• _Exercise details_
Please find all lines in the data that hold the string "الأعشاب" and copy them.

--- start of Input ---

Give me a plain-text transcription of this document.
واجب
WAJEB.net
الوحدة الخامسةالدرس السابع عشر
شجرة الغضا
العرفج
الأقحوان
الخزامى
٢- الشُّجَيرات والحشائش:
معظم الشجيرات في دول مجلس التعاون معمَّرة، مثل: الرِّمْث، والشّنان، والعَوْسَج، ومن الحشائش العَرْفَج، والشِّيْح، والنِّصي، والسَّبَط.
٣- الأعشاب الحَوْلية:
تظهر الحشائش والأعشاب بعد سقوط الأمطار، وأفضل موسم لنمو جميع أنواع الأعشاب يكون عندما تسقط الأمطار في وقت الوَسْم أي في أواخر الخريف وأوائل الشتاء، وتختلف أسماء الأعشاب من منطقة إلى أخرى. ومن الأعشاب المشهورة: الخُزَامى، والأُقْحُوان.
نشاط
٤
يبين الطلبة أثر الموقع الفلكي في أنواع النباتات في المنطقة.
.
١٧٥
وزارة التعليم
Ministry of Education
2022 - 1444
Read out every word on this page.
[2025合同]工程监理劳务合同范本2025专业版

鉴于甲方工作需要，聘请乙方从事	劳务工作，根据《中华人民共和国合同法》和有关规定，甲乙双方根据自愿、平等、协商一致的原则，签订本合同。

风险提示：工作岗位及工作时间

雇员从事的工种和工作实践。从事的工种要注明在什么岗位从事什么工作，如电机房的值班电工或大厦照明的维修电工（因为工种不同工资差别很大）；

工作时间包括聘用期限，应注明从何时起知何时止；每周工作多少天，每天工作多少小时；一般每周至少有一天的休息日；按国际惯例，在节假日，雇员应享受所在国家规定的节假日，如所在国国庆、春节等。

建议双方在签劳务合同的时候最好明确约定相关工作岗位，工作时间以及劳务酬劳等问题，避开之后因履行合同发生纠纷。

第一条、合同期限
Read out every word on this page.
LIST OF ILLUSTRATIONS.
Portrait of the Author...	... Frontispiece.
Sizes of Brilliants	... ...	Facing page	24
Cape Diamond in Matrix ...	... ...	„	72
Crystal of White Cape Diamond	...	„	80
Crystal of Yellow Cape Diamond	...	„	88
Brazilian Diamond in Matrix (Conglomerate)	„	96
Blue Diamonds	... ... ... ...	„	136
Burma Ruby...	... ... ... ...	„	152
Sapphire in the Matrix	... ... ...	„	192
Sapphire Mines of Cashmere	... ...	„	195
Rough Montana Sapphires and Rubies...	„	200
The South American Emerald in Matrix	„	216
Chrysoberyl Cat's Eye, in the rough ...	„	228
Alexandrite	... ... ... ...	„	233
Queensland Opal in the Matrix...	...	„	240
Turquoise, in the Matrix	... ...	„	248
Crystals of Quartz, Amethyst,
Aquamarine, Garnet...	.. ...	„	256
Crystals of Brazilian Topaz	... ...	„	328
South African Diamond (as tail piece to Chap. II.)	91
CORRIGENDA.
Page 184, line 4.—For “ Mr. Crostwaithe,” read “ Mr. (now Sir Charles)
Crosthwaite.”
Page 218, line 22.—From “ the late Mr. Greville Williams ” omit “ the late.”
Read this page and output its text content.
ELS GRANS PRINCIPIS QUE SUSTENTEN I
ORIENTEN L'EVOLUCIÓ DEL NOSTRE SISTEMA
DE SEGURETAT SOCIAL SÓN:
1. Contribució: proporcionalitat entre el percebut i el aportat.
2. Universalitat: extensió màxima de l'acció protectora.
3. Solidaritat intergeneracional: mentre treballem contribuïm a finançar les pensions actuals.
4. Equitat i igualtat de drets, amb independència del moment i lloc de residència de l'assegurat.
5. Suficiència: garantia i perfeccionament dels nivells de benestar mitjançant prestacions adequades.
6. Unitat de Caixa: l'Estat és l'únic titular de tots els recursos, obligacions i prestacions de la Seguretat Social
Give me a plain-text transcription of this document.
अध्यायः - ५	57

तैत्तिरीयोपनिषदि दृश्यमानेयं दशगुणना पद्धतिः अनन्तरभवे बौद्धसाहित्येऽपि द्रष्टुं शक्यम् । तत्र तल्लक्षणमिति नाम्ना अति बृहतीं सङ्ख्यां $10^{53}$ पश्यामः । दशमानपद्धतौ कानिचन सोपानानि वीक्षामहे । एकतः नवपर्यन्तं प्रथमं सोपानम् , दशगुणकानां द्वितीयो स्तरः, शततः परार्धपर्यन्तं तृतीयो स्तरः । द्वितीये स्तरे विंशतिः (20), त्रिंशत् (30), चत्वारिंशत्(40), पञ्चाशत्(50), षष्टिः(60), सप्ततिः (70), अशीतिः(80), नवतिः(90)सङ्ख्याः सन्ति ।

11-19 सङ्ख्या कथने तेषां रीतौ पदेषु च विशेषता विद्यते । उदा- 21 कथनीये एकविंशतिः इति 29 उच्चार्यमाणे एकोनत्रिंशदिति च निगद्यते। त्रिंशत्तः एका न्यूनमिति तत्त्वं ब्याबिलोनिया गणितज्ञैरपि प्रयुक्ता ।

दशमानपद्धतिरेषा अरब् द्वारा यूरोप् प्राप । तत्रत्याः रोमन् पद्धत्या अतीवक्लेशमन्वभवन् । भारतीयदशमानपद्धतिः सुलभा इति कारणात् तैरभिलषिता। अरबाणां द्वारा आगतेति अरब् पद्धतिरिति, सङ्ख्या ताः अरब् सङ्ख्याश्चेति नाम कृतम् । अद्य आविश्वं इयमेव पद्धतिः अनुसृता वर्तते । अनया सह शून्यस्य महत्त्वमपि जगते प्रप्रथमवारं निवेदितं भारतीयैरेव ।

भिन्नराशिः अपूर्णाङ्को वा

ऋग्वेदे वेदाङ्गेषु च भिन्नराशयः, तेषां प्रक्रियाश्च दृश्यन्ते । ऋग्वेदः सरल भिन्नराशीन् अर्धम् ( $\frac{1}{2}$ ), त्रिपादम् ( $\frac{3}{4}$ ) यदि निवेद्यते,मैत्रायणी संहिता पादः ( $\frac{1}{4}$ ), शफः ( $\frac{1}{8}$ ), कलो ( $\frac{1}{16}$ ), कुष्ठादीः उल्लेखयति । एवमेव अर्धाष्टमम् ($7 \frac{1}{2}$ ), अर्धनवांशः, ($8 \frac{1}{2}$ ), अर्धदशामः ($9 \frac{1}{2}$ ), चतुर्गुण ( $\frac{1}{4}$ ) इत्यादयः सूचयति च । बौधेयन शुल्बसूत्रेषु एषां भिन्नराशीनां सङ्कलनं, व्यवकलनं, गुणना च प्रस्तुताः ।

--- end of Input ---

• _Correct response_
٣- الأعشاب الحَوْلية:
تظهر الحشائش والأعشاب بعد سقوط الأمطار، وأفضل موسم لنمو جميع أنواع الأعشاب يكون عندما تسقط الأمطار في وقت الوَسْم أي في أواخر الخريف وأوائل الشتاء، وتختلف أسماء الأعشاب من منطقة إلى أخرى. ومن الأعشاب المشهورة: الخُزَامى، والأُقْحُوان.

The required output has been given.